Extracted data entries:
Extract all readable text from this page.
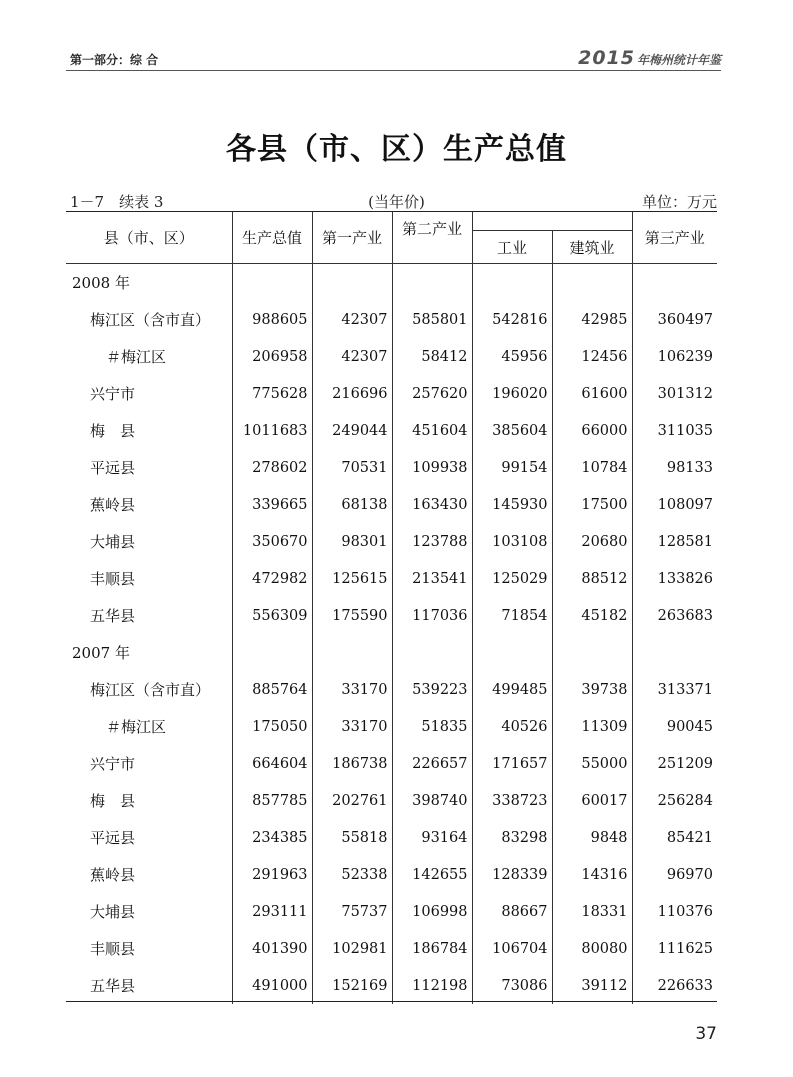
第一部分：综 合	2015 年梅州统计年鉴
各县（市、区）生产总值
1－7　续表 3	(当年价)	单位：万元
县（市、区）	生产总值	第一产业	第二产业			第三产业
				工业	建筑业	
2008 年						
梅江区（含市直）	988605	42307	585801	542816	42985	360497
＃梅江区	206958	42307	58412	45956	12456	106239
兴宁市	775628	216696	257620	196020	61600	301312
梅　县	1011683	249044	451604	385604	66000	311035
平远县	278602	70531	109938	99154	10784	98133
蕉岭县	339665	68138	163430	145930	17500	108097
大埔县	350670	98301	123788	103108	20680	128581
丰顺县	472982	125615	213541	125029	88512	133826
五华县	556309	175590	117036	71854	45182	263683
2007 年						
梅江区（含市直）	885764	33170	539223	499485	39738	313371
＃梅江区	175050	33170	51835	40526	11309	90045
兴宁市	664604	186738	226657	171657	55000	251209
梅　县	857785	202761	398740	338723	60017	256284
平远县	234385	55818	93164	83298	9848	85421
蕉岭县	291963	52338	142655	128339	14316	96970
大埔县	293111	75737	106998	88667	18331	110376
丰顺县	401390	102981	186784	106704	80080	111625
五华县	491000	152169	112198	73086	39112	226633
37
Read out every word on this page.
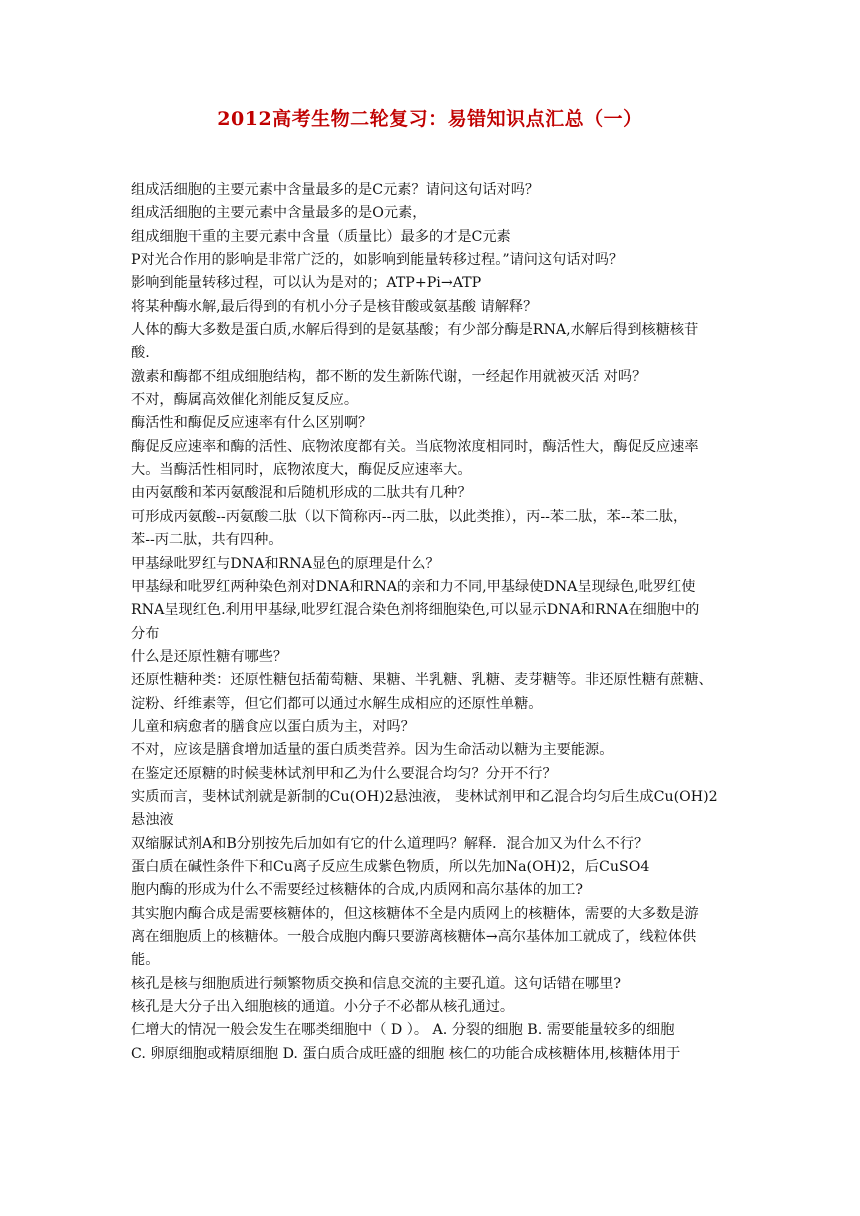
2012高考生物二轮复习：易错知识点汇总（一）
组成活细胞的主要元素中含量最多的是C元素？请问这句话对吗？
组成活细胞的主要元素中含量最多的是O元素，
组成细胞干重的主要元素中含量（质量比）最多的才是C元素
P对光合作用的影响是非常广泛的，如影响到能量转移过程。”请问这句话对吗？
影响到能量转移过程，可以认为是对的；ATP+Pi→ATP
将某种酶水解,最后得到的有机小分子是核苷酸或氨基酸 请解释？
人体的酶大多数是蛋白质,水解后得到的是氨基酸；有少部分酶是RNA,水解后得到核糖核苷
酸.
激素和酶都不组成细胞结构，都不断的发生新陈代谢，一经起作用就被灭活 对吗？
不对，酶属高效催化剂能反复反应。
酶活性和酶促反应速率有什么区别啊？
酶促反应速率和酶的活性、底物浓度都有关。当底物浓度相同时，酶活性大，酶促反应速率
大。当酶活性相同时，底物浓度大，酶促反应速率大。
由丙氨酸和苯丙氨酸混和后随机形成的二肽共有几种？
可形成丙氨酸--丙氨酸二肽（以下简称丙--丙二肽，以此类推），丙--苯二肽，苯--苯二肽，
苯--丙二肽，共有四种。
甲基绿吡罗红与DNA和RNA显色的原理是什么？
甲基绿和吡罗红两种染色剂对DNA和RNA的亲和力不同,甲基绿使DNA呈现绿色,吡罗红使
RNA呈现红色.利用甲基绿,吡罗红混合染色剂将细胞染色,可以显示DNA和RNA在细胞中的
分布
什么是还原性糖有哪些？
还原性糖种类：还原性糖包括葡萄糖、果糖、半乳糖、乳糖、麦芽糖等。非还原性糖有蔗糖、
淀粉、纤维素等，但它们都可以通过水解生成相应的还原性单糖。
儿童和病愈者的膳食应以蛋白质为主，对吗？
不对，应该是膳食增加适量的蛋白质类营养。因为生命活动以糖为主要能源。
在鉴定还原糖的时候斐林试剂甲和乙为什么要混合均匀？分开不行？
实质而言，斐林试剂就是新制的Cu(OH)2悬浊液， 斐林试剂甲和乙混合均匀后生成Cu(OH)2
悬浊液
双缩脲试剂A和B分别按先后加如有它的什么道理吗？解释．混合加又为什么不行？
蛋白质在碱性条件下和Cu离子反应生成紫色物质，所以先加Na(OH)2，后CuSO4
胞内酶的形成为什么不需要经过核糖体的合成,内质网和高尔基体的加工?
其实胞内酶合成是需要核糖体的，但这核糖体不全是内质网上的核糖体，需要的大多数是游
离在细胞质上的核糖体。一般合成胞内酶只要游离核糖体→高尔基体加工就成了，线粒体供
能。
核孔是核与细胞质进行频繁物质交换和信息交流的主要孔道。这句话错在哪里?
核孔是大分子出入细胞核的通道。小分子不必都从核孔通过。
仁增大的情况一般会发生在哪类细胞中（ D ）。 A. 分裂的细胞 B. 需要能量较多的细胞
C. 卵原细胞或精原细胞 D. 蛋白质合成旺盛的细胞 核仁的功能合成核糖体用,核糖体用于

• [Exercise goal]: Search the listing for the word "请问这句话对吗" and return each line that holds it.

• [The reply]:
组成活细胞的主要元素中含量最多的是C元素？请问这句话对吗？
P对光合作用的影响是非常广泛的，如影响到能量转移过程。”请问这句话对吗？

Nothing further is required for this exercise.